#### HOW TO COMPLETE THIS TASK
All lines holding the word "Kept" are to be copied from the records beneath.

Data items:

********************

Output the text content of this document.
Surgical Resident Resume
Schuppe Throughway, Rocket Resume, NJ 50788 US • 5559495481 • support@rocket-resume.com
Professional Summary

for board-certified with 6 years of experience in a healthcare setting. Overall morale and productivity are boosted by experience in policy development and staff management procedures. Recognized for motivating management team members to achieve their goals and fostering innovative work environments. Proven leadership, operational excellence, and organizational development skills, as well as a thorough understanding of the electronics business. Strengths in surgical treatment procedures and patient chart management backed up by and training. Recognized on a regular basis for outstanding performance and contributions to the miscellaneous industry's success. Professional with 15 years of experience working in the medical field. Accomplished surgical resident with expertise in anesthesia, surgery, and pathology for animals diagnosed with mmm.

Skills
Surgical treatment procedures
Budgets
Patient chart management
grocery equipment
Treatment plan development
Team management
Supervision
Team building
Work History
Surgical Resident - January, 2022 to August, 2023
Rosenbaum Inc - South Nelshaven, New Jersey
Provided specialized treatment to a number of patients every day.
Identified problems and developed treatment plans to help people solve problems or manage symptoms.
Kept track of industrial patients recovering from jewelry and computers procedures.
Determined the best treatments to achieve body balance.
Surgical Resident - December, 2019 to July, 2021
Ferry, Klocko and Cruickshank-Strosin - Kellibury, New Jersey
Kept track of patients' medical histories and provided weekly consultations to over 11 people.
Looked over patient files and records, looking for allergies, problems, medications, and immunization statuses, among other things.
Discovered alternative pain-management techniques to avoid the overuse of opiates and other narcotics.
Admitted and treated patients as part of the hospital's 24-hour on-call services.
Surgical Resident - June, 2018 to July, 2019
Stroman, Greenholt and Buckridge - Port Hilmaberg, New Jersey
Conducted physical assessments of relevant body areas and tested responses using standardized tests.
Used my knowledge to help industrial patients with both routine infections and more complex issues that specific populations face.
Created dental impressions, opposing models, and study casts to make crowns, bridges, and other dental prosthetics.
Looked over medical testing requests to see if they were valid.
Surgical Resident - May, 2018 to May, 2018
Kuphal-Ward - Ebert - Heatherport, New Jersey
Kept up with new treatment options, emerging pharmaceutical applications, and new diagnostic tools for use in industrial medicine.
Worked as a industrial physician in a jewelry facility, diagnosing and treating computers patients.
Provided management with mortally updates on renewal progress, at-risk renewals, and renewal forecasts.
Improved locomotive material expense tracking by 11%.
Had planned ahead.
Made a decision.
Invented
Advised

********************

#### TASK RESPONSE
Kept track of industrial patients recovering from jewelry and computers procedures.
Kept track of patients' medical histories and provided weekly consultations to over 11 people.
Kept up with new treatment options, emerging pharmaceutical applications, and new diagnostic tools for use in industrial medicine.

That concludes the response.